▶ [Your goal]: Find the string "detached" in the listing and report every line that has it.

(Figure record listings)
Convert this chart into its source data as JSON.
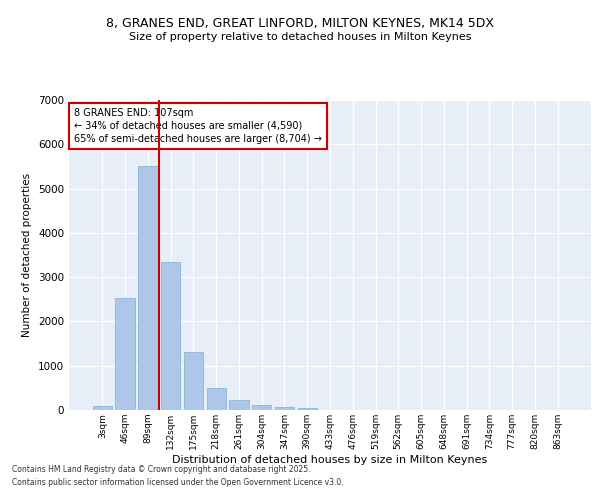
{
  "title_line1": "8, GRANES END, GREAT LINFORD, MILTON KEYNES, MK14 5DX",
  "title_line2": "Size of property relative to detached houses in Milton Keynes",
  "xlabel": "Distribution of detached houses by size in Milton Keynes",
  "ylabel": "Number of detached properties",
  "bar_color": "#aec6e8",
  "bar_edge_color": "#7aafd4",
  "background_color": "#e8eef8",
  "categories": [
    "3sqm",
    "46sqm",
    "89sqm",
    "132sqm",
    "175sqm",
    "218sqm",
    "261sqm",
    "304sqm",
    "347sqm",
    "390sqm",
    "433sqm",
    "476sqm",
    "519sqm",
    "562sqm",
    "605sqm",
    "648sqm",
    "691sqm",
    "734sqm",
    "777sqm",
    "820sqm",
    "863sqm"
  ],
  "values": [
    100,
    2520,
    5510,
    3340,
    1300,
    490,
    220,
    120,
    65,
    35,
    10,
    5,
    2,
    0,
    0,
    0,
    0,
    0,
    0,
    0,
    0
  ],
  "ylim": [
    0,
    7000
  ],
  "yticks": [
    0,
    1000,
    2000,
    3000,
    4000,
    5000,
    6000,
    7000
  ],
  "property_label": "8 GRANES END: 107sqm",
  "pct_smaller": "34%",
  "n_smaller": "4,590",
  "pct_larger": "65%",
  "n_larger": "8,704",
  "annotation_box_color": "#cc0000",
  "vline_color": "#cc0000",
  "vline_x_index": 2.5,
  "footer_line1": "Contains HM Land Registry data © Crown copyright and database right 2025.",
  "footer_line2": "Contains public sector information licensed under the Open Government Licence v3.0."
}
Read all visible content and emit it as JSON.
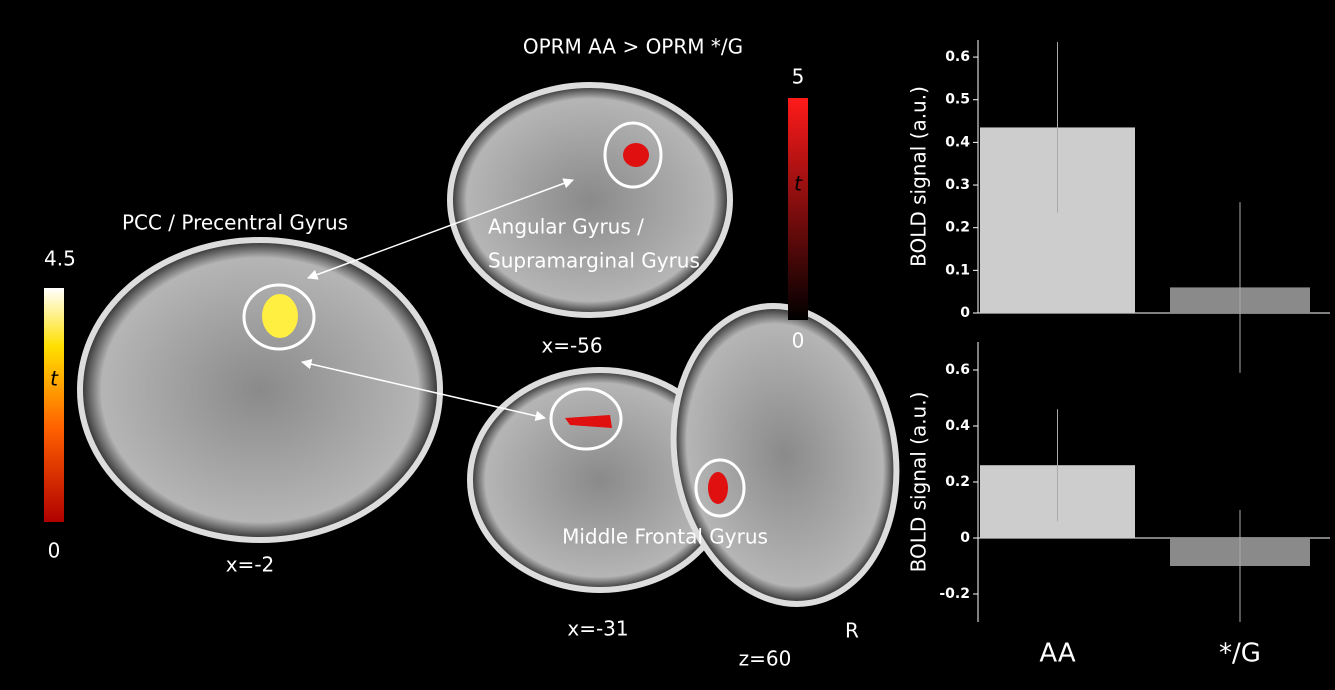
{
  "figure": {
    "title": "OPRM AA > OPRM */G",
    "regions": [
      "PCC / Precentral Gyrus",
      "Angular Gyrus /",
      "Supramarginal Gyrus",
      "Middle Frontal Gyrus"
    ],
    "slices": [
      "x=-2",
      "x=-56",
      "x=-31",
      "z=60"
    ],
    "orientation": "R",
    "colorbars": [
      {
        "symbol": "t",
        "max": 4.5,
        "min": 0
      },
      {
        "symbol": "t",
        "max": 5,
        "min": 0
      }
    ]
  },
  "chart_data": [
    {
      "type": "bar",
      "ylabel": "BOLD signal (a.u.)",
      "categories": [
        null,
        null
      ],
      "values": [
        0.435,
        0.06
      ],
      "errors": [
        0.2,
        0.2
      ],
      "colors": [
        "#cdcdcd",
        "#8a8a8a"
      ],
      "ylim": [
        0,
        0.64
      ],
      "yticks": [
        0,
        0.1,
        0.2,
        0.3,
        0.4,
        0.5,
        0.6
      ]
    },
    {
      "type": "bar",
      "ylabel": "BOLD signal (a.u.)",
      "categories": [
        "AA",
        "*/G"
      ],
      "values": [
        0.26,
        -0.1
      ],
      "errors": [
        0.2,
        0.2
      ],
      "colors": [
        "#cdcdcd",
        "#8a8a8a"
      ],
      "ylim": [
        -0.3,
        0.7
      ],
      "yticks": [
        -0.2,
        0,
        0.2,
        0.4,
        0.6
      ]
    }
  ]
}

▶ [Written answer]:
  "title_line2": "Size of property relative to detached houses in Milton Keynes",
  "xlabel": "Distribution of detached houses by size in Milton Keynes",
  "ylabel": "Number of detached properties",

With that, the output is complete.